Work to complete
Give a verbatim copy of the lines below, minus the pictures.

Data records
══════════

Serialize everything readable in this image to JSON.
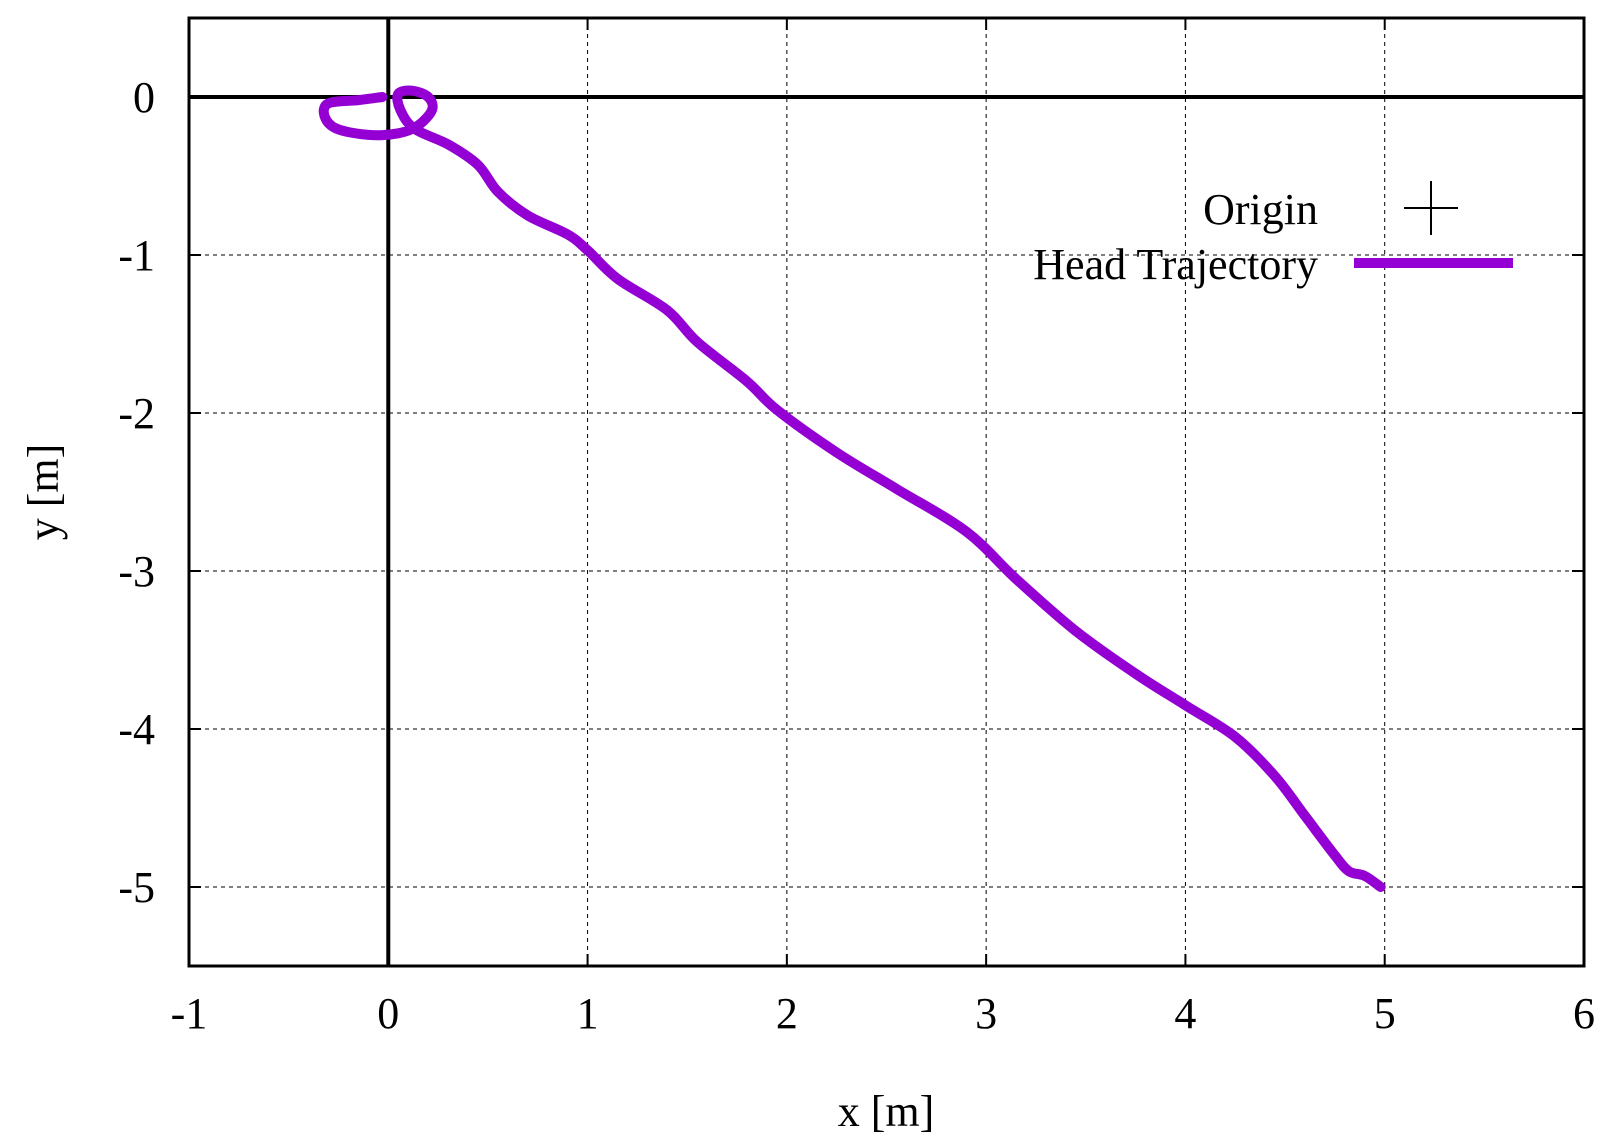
{
  "chart_data": {
    "type": "line",
    "xlabel": "x [m]",
    "ylabel": "y [m]",
    "xlim": [
      -1,
      6
    ],
    "ylim": [
      -5.5,
      0.5
    ],
    "xticks": [
      "-1",
      "0",
      "1",
      "2",
      "3",
      "4",
      "5",
      "6"
    ],
    "yticks": [
      "0",
      "-1",
      "-2",
      "-3",
      "-4",
      "-5"
    ],
    "grid": true,
    "zero_axes": true,
    "legend_position": "top-right",
    "series": [
      {
        "name": "Origin",
        "style": "point",
        "marker": "plus",
        "color": "#000000",
        "points": [
          [
            0,
            0
          ]
        ]
      },
      {
        "name": "Head Trajectory",
        "style": "line",
        "color": "#9400D3",
        "points": [
          [
            -0.03,
            0.0
          ],
          [
            -0.15,
            -0.02
          ],
          [
            -0.3,
            -0.04
          ],
          [
            -0.32,
            -0.12
          ],
          [
            -0.26,
            -0.2
          ],
          [
            -0.1,
            -0.24
          ],
          [
            0.05,
            -0.23
          ],
          [
            0.15,
            -0.18
          ],
          [
            0.22,
            -0.08
          ],
          [
            0.2,
            0.0
          ],
          [
            0.12,
            0.04
          ],
          [
            0.05,
            0.02
          ],
          [
            0.06,
            -0.08
          ],
          [
            0.13,
            -0.2
          ],
          [
            0.3,
            -0.3
          ],
          [
            0.45,
            -0.43
          ],
          [
            0.55,
            -0.6
          ],
          [
            0.7,
            -0.75
          ],
          [
            0.9,
            -0.87
          ],
          [
            1.0,
            -0.97
          ],
          [
            1.15,
            -1.15
          ],
          [
            1.4,
            -1.35
          ],
          [
            1.55,
            -1.55
          ],
          [
            1.8,
            -1.8
          ],
          [
            1.95,
            -1.98
          ],
          [
            2.25,
            -2.25
          ],
          [
            2.55,
            -2.48
          ],
          [
            2.9,
            -2.75
          ],
          [
            3.15,
            -3.05
          ],
          [
            3.45,
            -3.38
          ],
          [
            3.75,
            -3.65
          ],
          [
            4.0,
            -3.85
          ],
          [
            4.25,
            -4.05
          ],
          [
            4.45,
            -4.3
          ],
          [
            4.6,
            -4.55
          ],
          [
            4.75,
            -4.8
          ],
          [
            4.82,
            -4.9
          ],
          [
            4.9,
            -4.93
          ],
          [
            4.98,
            -5.0
          ]
        ]
      }
    ]
  }
}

══════════

Written reply
Serialize everything readable in this image to JSON.
{
  "chart_data": {
    "type": "line",
    "xlabel": "x [m]",
    "ylabel": "y [m]",
    "xlim": [
      -1,
      6
    ],
    "ylim": [
      -5.5,
      0.5
    ],
    "xticks": [
      "-1",
      "0",
      "1",
      "2",
      "3",
      "4",
      "5",
      "6"
    ],
    "yticks": [
      "0",
      "-1",
      "-2",
      "-3",
      "-4",
      "-5"
    ],
    "grid": true,
    "zero_axes": true,
    "legend_position": "top-right",
    "series": [
      {
        "name": "Origin",
        "style": "point",
        "marker": "plus",
        "color": "#000000",
        "points": [
          [
            0,
            0
          ]
        ]
      },
      {
        "name": "Head Trajectory",
        "style": "line",
        "color": "#9400D3",
        "points": [
          [
            -0.03,
            0.0
          ],
          [
            -0.15,
            -0.02
          ],
          [
            -0.3,
            -0.04
          ],
          [
            -0.32,
            -0.12
          ],
          [
            -0.26,
            -0.2
          ],
          [
            -0.1,
            -0.24
          ],
          [
            0.05,
            -0.23
          ],
          [
            0.15,
            -0.18
          ],
          [
            0.22,
            -0.08
          ],
          [
            0.2,
            0.0
          ],
          [
            0.12,
            0.04
          ],
          [
            0.05,
            0.02
          ],
          [
            0.06,
            -0.08
          ],
          [
            0.13,
            -0.2
          ],
          [
            0.3,
            -0.3
          ],
          [
            0.45,
            -0.43
          ],
          [
            0.55,
            -0.6
          ],
          [
            0.7,
            -0.75
          ],
          [
            0.9,
            -0.87
          ],
          [
            1.0,
            -0.97
          ],
          [
            1.15,
            -1.15
          ],
          [
            1.4,
            -1.35
          ],
          [
            1.55,
            -1.55
          ],
          [
            1.8,
            -1.8
          ],
          [
            1.95,
            -1.98
          ],
          [
            2.25,
            -2.25
          ],
          [
            2.55,
            -2.48
          ],
          [
            2.9,
            -2.75
          ],
          [
            3.15,
            -3.05
          ],
          [
            3.45,
            -3.38
          ],
          [
            3.75,
            -3.65
          ],
          [
            4.0,
            -3.85
          ],
          [
            4.25,
            -4.05
          ],
          [
            4.45,
            -4.3
          ],
          [
            4.6,
            -4.55
          ],
          [
            4.75,
            -4.8
          ],
          [
            4.82,
            -4.9
          ],
          [
            4.9,
            -4.93
          ],
          [
            4.98,
            -5.0
          ]
        ]
      }
    ]
  }
}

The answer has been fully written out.